## Task description
All material below is to be reproduced exactly.

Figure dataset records
◆ ◆ ◆ ◆ ◆

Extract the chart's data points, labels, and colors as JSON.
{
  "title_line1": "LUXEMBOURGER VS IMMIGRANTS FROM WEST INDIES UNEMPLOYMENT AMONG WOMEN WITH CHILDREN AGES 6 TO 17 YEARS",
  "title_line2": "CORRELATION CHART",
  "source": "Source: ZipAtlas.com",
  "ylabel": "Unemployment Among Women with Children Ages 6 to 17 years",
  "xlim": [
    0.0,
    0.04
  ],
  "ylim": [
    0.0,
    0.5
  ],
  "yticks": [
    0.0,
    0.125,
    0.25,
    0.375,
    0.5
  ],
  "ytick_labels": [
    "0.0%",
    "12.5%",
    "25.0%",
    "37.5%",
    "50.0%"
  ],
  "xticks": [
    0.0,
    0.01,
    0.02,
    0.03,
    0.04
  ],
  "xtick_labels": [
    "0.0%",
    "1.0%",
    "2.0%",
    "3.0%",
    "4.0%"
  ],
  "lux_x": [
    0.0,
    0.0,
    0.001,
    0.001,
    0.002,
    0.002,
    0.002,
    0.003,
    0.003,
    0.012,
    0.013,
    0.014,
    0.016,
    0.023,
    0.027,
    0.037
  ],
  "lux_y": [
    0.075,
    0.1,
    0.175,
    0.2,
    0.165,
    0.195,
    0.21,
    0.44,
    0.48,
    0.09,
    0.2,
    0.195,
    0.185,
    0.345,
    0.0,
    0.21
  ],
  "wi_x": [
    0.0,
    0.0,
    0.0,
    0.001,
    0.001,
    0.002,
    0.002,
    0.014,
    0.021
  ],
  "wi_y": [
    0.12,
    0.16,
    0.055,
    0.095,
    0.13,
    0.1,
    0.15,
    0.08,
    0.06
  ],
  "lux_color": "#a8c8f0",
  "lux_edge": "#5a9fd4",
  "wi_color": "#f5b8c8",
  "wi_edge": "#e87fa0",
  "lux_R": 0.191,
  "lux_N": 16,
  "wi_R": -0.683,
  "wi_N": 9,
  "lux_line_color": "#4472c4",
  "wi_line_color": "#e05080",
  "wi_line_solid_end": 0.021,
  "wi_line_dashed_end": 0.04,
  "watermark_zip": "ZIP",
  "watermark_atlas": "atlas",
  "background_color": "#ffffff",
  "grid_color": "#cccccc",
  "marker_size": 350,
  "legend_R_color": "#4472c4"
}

◆ ◆ ◆ ◆ ◆

## Result
Extract the chart's data points, labels, and colors as JSON.
{
  "title_line1": "LUXEMBOURGER VS IMMIGRANTS FROM WEST INDIES UNEMPLOYMENT AMONG WOMEN WITH CHILDREN AGES 6 TO 17 YEARS",
  "title_line2": "CORRELATION CHART",
  "source": "Source: ZipAtlas.com",
  "ylabel": "Unemployment Among Women with Children Ages 6 to 17 years",
  "xlim": [
    0.0,
    0.04
  ],
  "ylim": [
    0.0,
    0.5
  ],
  "yticks": [
    0.0,
    0.125,
    0.25,
    0.375,
    0.5
  ],
  "ytick_labels": [
    "0.0%",
    "12.5%",
    "25.0%",
    "37.5%",
    "50.0%"
  ],
  "xticks": [
    0.0,
    0.01,
    0.02,
    0.03,
    0.04
  ],
  "xtick_labels": [
    "0.0%",
    "1.0%",
    "2.0%",
    "3.0%",
    "4.0%"
  ],
  "lux_x": [
    0.0,
    0.0,
    0.001,
    0.001,
    0.002,
    0.002,
    0.002,
    0.003,
    0.003,
    0.012,
    0.013,
    0.014,
    0.016,
    0.023,
    0.027,
    0.037
  ],
  "lux_y": [
    0.075,
    0.1,
    0.175,
    0.2,
    0.165,
    0.195,
    0.21,
    0.44,
    0.48,
    0.09,
    0.2,
    0.195,
    0.185,
    0.345,
    0.0,
    0.21
  ],
  "wi_x": [
    0.0,
    0.0,
    0.0,
    0.001,
    0.001,
    0.002,
    0.002,
    0.014,
    0.021
  ],
  "wi_y": [
    0.12,
    0.16,
    0.055,
    0.095,
    0.13,
    0.1,
    0.15,
    0.08,
    0.06
  ],
  "lux_color": "#a8c8f0",
  "lux_edge": "#5a9fd4",
  "wi_color": "#f5b8c8",
  "wi_edge": "#e87fa0",
  "lux_R": 0.191,
  "lux_N": 16,
  "wi_R": -0.683,
  "wi_N": 9,
  "lux_line_color": "#4472c4",
  "wi_line_color": "#e05080",
  "wi_line_solid_end": 0.021,
  "wi_line_dashed_end": 0.04,
  "watermark_zip": "ZIP",
  "watermark_atlas": "atlas",
  "background_color": "#ffffff",
  "grid_color": "#cccccc",
  "marker_size": 350,
  "legend_R_color": "#4472c4"
}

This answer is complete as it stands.